Excerpt from a dataset
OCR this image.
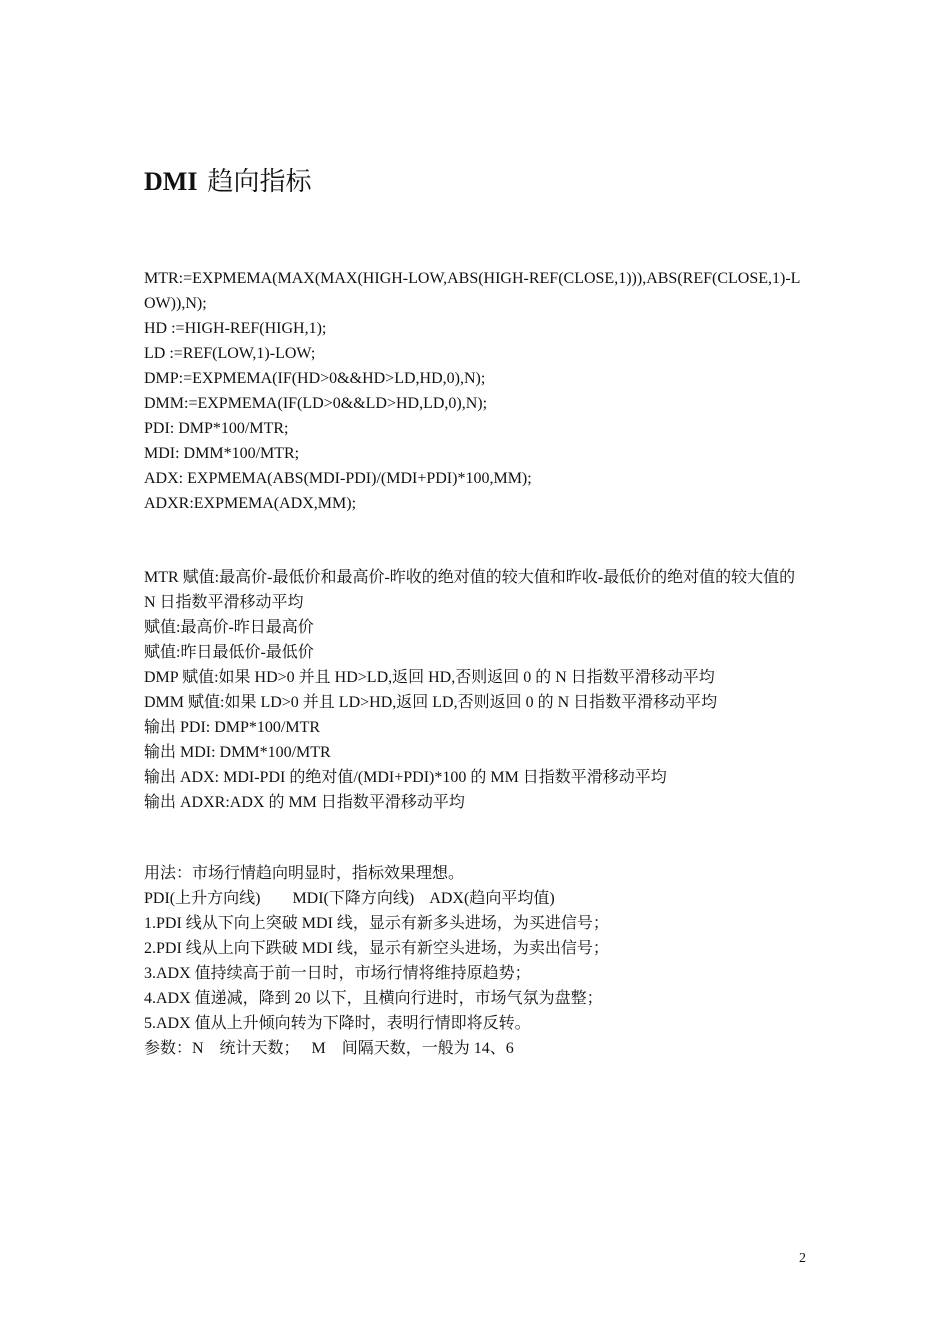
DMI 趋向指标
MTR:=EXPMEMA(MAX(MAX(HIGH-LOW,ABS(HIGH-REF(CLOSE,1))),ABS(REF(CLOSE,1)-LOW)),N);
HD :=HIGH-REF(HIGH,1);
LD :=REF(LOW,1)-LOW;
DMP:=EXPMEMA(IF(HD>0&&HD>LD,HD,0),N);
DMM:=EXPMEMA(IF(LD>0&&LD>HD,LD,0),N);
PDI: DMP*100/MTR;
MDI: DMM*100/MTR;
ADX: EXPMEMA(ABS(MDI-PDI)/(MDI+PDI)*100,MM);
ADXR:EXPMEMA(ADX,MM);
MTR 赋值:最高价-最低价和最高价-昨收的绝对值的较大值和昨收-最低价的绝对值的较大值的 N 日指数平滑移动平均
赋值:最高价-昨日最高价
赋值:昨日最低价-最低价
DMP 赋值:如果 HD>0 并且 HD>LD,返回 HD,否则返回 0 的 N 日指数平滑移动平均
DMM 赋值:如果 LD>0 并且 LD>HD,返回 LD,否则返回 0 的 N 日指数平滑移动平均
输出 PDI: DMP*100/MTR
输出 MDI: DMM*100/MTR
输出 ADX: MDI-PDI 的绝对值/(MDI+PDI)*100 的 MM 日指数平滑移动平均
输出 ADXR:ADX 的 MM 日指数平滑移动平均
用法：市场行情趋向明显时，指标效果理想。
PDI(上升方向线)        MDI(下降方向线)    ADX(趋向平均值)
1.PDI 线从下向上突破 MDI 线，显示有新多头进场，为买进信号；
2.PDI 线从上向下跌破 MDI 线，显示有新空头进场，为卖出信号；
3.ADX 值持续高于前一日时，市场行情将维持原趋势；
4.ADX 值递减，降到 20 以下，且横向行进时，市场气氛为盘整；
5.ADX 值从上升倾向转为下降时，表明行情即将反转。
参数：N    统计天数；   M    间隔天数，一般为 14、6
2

**WORK TO DO:**
Repeat everything in the records precisely. Images are excluded from the copy.

**RESULT OF THIS TASK:**
OCR this image.
DMI 趋向指标
MTR:=EXPMEMA(MAX(MAX(HIGH-LOW,ABS(HIGH-REF(CLOSE,1))),ABS(REF(CLOSE,1)-LOW)),N);
HD :=HIGH-REF(HIGH,1);
LD :=REF(LOW,1)-LOW;
DMP:=EXPMEMA(IF(HD>0&&HD>LD,HD,0),N);
DMM:=EXPMEMA(IF(LD>0&&LD>HD,LD,0),N);
PDI: DMP*100/MTR;
MDI: DMM*100/MTR;
ADX: EXPMEMA(ABS(MDI-PDI)/(MDI+PDI)*100,MM);
ADXR:EXPMEMA(ADX,MM);
MTR 赋值:最高价-最低价和最高价-昨收的绝对值的较大值和昨收-最低价的绝对值的较大值的 N 日指数平滑移动平均
赋值:最高价-昨日最高价
赋值:昨日最低价-最低价
DMP 赋值:如果 HD>0 并且 HD>LD,返回 HD,否则返回 0 的 N 日指数平滑移动平均
DMM 赋值:如果 LD>0 并且 LD>HD,返回 LD,否则返回 0 的 N 日指数平滑移动平均
输出 PDI: DMP*100/MTR
输出 MDI: DMM*100/MTR
输出 ADX: MDI-PDI 的绝对值/(MDI+PDI)*100 的 MM 日指数平滑移动平均
输出 ADXR:ADX 的 MM 日指数平滑移动平均
用法：市场行情趋向明显时，指标效果理想。
PDI(上升方向线)        MDI(下降方向线)    ADX(趋向平均值)
1.PDI 线从下向上突破 MDI 线，显示有新多头进场，为买进信号；
2.PDI 线从上向下跌破 MDI 线，显示有新空头进场，为卖出信号；
3.ADX 值持续高于前一日时，市场行情将维持原趋势；
4.ADX 值递减，降到 20 以下，且横向行进时，市场气氛为盘整；
5.ADX 值从上升倾向转为下降时，表明行情即将反转。
参数：N    统计天数；   M    间隔天数，一般为 14、6
2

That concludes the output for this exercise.